— START GIVEN ENTRIES —

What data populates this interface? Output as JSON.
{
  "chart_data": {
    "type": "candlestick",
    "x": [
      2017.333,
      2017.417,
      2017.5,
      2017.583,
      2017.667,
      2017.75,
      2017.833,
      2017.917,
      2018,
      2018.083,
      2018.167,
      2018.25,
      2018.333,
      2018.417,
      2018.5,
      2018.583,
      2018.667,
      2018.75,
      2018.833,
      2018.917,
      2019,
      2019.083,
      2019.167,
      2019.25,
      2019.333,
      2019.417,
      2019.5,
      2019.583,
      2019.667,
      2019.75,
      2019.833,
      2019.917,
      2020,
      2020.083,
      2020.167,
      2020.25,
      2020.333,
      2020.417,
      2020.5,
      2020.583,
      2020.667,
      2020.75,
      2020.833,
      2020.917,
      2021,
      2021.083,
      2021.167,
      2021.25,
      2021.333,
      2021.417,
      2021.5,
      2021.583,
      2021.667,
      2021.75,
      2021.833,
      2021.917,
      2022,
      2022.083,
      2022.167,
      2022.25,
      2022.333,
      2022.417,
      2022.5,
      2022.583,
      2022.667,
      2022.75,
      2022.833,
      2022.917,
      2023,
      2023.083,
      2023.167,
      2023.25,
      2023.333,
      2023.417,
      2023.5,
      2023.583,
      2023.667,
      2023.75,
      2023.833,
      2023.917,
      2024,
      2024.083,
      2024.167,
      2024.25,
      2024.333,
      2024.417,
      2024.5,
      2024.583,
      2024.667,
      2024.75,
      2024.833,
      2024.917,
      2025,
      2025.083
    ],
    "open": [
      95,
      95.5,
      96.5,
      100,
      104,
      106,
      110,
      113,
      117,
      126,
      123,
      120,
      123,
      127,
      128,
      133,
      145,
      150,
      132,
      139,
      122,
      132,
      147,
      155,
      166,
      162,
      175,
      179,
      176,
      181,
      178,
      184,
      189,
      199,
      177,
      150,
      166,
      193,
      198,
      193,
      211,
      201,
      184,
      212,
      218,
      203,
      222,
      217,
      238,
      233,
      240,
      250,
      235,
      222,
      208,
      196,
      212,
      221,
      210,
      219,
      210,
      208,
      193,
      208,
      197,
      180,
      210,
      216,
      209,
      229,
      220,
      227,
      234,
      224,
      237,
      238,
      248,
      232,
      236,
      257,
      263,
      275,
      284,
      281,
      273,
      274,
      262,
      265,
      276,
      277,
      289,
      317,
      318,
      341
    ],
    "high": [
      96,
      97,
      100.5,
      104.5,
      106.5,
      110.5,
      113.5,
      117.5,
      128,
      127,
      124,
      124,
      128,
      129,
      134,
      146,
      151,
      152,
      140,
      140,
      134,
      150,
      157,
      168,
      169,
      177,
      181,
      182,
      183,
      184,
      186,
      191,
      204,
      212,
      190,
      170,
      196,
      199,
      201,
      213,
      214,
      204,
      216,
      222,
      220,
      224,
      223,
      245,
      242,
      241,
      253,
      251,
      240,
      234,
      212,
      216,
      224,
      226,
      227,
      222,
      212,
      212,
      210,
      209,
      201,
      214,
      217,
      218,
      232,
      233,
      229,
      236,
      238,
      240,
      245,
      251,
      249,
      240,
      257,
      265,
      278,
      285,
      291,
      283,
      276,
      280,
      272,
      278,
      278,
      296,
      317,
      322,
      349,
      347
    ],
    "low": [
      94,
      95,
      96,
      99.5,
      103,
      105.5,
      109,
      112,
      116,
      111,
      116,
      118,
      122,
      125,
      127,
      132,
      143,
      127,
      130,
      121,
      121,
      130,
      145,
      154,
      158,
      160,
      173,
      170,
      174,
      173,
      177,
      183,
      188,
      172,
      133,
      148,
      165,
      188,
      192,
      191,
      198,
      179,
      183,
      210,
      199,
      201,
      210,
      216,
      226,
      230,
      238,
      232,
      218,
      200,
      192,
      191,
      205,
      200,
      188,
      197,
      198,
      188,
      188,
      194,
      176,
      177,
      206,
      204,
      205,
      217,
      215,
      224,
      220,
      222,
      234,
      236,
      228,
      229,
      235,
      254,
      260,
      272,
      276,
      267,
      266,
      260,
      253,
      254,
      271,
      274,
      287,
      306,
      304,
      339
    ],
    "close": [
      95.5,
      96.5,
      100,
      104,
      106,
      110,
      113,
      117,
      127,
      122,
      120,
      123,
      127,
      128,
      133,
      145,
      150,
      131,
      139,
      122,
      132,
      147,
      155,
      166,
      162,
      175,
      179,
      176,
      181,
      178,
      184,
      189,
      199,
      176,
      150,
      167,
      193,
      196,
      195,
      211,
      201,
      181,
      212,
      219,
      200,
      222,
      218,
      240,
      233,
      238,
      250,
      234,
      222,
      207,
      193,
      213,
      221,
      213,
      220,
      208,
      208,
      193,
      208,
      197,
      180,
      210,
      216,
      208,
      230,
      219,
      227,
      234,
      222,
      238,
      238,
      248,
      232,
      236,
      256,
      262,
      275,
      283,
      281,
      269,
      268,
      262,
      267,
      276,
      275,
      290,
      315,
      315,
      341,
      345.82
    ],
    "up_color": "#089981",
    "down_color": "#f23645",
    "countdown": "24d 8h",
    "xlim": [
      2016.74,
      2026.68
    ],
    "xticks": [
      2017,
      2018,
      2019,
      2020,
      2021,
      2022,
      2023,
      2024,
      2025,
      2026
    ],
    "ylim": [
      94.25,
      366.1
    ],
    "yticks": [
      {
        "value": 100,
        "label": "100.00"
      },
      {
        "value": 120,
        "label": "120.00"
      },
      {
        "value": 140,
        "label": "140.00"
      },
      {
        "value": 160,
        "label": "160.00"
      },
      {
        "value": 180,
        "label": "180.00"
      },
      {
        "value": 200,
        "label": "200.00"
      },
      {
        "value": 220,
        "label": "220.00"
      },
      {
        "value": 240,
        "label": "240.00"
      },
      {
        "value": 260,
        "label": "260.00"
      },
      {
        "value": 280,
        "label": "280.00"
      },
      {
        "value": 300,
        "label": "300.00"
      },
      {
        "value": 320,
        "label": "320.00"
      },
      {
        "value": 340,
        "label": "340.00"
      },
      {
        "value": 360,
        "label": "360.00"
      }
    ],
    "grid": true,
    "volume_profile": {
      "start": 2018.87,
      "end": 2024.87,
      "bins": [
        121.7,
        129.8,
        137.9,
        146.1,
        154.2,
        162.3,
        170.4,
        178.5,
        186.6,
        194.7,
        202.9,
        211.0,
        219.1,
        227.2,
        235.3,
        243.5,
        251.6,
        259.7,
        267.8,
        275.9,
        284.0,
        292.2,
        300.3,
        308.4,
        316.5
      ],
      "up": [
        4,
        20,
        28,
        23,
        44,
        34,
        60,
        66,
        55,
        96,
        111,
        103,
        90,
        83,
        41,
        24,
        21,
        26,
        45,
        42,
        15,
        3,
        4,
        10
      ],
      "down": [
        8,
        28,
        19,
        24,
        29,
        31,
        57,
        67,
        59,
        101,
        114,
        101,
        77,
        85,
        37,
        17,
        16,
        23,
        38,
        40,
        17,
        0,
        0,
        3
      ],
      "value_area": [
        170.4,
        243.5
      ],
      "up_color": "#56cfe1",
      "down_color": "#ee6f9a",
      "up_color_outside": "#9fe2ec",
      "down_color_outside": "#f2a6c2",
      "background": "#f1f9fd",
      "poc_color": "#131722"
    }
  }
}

— END GIVEN ENTRIES —

**OBJECTIVE:** Give back each line above precisely as it stands.

**TASK RESULT:**
What data populates this interface? Output as JSON.
{
  "chart_data": {
    "type": "candlestick",
    "x": [
      2017.333,
      2017.417,
      2017.5,
      2017.583,
      2017.667,
      2017.75,
      2017.833,
      2017.917,
      2018,
      2018.083,
      2018.167,
      2018.25,
      2018.333,
      2018.417,
      2018.5,
      2018.583,
      2018.667,
      2018.75,
      2018.833,
      2018.917,
      2019,
      2019.083,
      2019.167,
      2019.25,
      2019.333,
      2019.417,
      2019.5,
      2019.583,
      2019.667,
      2019.75,
      2019.833,
      2019.917,
      2020,
      2020.083,
      2020.167,
      2020.25,
      2020.333,
      2020.417,
      2020.5,
      2020.583,
      2020.667,
      2020.75,
      2020.833,
      2020.917,
      2021,
      2021.083,
      2021.167,
      2021.25,
      2021.333,
      2021.417,
      2021.5,
      2021.583,
      2021.667,
      2021.75,
      2021.833,
      2021.917,
      2022,
      2022.083,
      2022.167,
      2022.25,
      2022.333,
      2022.417,
      2022.5,
      2022.583,
      2022.667,
      2022.75,
      2022.833,
      2022.917,
      2023,
      2023.083,
      2023.167,
      2023.25,
      2023.333,
      2023.417,
      2023.5,
      2023.583,
      2023.667,
      2023.75,
      2023.833,
      2023.917,
      2024,
      2024.083,
      2024.167,
      2024.25,
      2024.333,
      2024.417,
      2024.5,
      2024.583,
      2024.667,
      2024.75,
      2024.833,
      2024.917,
      2025,
      2025.083
    ],
    "open": [
      95,
      95.5,
      96.5,
      100,
      104,
      106,
      110,
      113,
      117,
      126,
      123,
      120,
      123,
      127,
      128,
      133,
      145,
      150,
      132,
      139,
      122,
      132,
      147,
      155,
      166,
      162,
      175,
      179,
      176,
      181,
      178,
      184,
      189,
      199,
      177,
      150,
      166,
      193,
      198,
      193,
      211,
      201,
      184,
      212,
      218,
      203,
      222,
      217,
      238,
      233,
      240,
      250,
      235,
      222,
      208,
      196,
      212,
      221,
      210,
      219,
      210,
      208,
      193,
      208,
      197,
      180,
      210,
      216,
      209,
      229,
      220,
      227,
      234,
      224,
      237,
      238,
      248,
      232,
      236,
      257,
      263,
      275,
      284,
      281,
      273,
      274,
      262,
      265,
      276,
      277,
      289,
      317,
      318,
      341
    ],
    "high": [
      96,
      97,
      100.5,
      104.5,
      106.5,
      110.5,
      113.5,
      117.5,
      128,
      127,
      124,
      124,
      128,
      129,
      134,
      146,
      151,
      152,
      140,
      140,
      134,
      150,
      157,
      168,
      169,
      177,
      181,
      182,
      183,
      184,
      186,
      191,
      204,
      212,
      190,
      170,
      196,
      199,
      201,
      213,
      214,
      204,
      216,
      222,
      220,
      224,
      223,
      245,
      242,
      241,
      253,
      251,
      240,
      234,
      212,
      216,
      224,
      226,
      227,
      222,
      212,
      212,
      210,
      209,
      201,
      214,
      217,
      218,
      232,
      233,
      229,
      236,
      238,
      240,
      245,
      251,
      249,
      240,
      257,
      265,
      278,
      285,
      291,
      283,
      276,
      280,
      272,
      278,
      278,
      296,
      317,
      322,
      349,
      347
    ],
    "low": [
      94,
      95,
      96,
      99.5,
      103,
      105.5,
      109,
      112,
      116,
      111,
      116,
      118,
      122,
      125,
      127,
      132,
      143,
      127,
      130,
      121,
      121,
      130,
      145,
      154,
      158,
      160,
      173,
      170,
      174,
      173,
      177,
      183,
      188,
      172,
      133,
      148,
      165,
      188,
      192,
      191,
      198,
      179,
      183,
      210,
      199,
      201,
      210,
      216,
      226,
      230,
      238,
      232,
      218,
      200,
      192,
      191,
      205,
      200,
      188,
      197,
      198,
      188,
      188,
      194,
      176,
      177,
      206,
      204,
      205,
      217,
      215,
      224,
      220,
      222,
      234,
      236,
      228,
      229,
      235,
      254,
      260,
      272,
      276,
      267,
      266,
      260,
      253,
      254,
      271,
      274,
      287,
      306,
      304,
      339
    ],
    "close": [
      95.5,
      96.5,
      100,
      104,
      106,
      110,
      113,
      117,
      127,
      122,
      120,
      123,
      127,
      128,
      133,
      145,
      150,
      131,
      139,
      122,
      132,
      147,
      155,
      166,
      162,
      175,
      179,
      176,
      181,
      178,
      184,
      189,
      199,
      176,
      150,
      167,
      193,
      196,
      195,
      211,
      201,
      181,
      212,
      219,
      200,
      222,
      218,
      240,
      233,
      238,
      250,
      234,
      222,
      207,
      193,
      213,
      221,
      213,
      220,
      208,
      208,
      193,
      208,
      197,
      180,
      210,
      216,
      208,
      230,
      219,
      227,
      234,
      222,
      238,
      238,
      248,
      232,
      236,
      256,
      262,
      275,
      283,
      281,
      269,
      268,
      262,
      267,
      276,
      275,
      290,
      315,
      315,
      341,
      345.82
    ],
    "up_color": "#089981",
    "down_color": "#f23645",
    "countdown": "24d 8h",
    "xlim": [
      2016.74,
      2026.68
    ],
    "xticks": [
      2017,
      2018,
      2019,
      2020,
      2021,
      2022,
      2023,
      2024,
      2025,
      2026
    ],
    "ylim": [
      94.25,
      366.1
    ],
    "yticks": [
      {
        "value": 100,
        "label": "100.00"
      },
      {
        "value": 120,
        "label": "120.00"
      },
      {
        "value": 140,
        "label": "140.00"
      },
      {
        "value": 160,
        "label": "160.00"
      },
      {
        "value": 180,
        "label": "180.00"
      },
      {
        "value": 200,
        "label": "200.00"
      },
      {
        "value": 220,
        "label": "220.00"
      },
      {
        "value": 240,
        "label": "240.00"
      },
      {
        "value": 260,
        "label": "260.00"
      },
      {
        "value": 280,
        "label": "280.00"
      },
      {
        "value": 300,
        "label": "300.00"
      },
      {
        "value": 320,
        "label": "320.00"
      },
      {
        "value": 340,
        "label": "340.00"
      },
      {
        "value": 360,
        "label": "360.00"
      }
    ],
    "grid": true,
    "volume_profile": {
      "start": 2018.87,
      "end": 2024.87,
      "bins": [
        121.7,
        129.8,
        137.9,
        146.1,
        154.2,
        162.3,
        170.4,
        178.5,
        186.6,
        194.7,
        202.9,
        211.0,
        219.1,
        227.2,
        235.3,
        243.5,
        251.6,
        259.7,
        267.8,
        275.9,
        284.0,
        292.2,
        300.3,
        308.4,
        316.5
      ],
      "up": [
        4,
        20,
        28,
        23,
        44,
        34,
        60,
        66,
        55,
        96,
        111,
        103,
        90,
        83,
        41,
        24,
        21,
        26,
        45,
        42,
        15,
        3,
        4,
        10
      ],
      "down": [
        8,
        28,
        19,
        24,
        29,
        31,
        57,
        67,
        59,
        101,
        114,
        101,
        77,
        85,
        37,
        17,
        16,
        23,
        38,
        40,
        17,
        0,
        0,
        3
      ],
      "value_area": [
        170.4,
        243.5
      ],
      "up_color": "#56cfe1",
      "down_color": "#ee6f9a",
      "up_color_outside": "#9fe2ec",
      "down_color_outside": "#f2a6c2",
      "background": "#f1f9fd",
      "poc_color": "#131722"
    }
  }
}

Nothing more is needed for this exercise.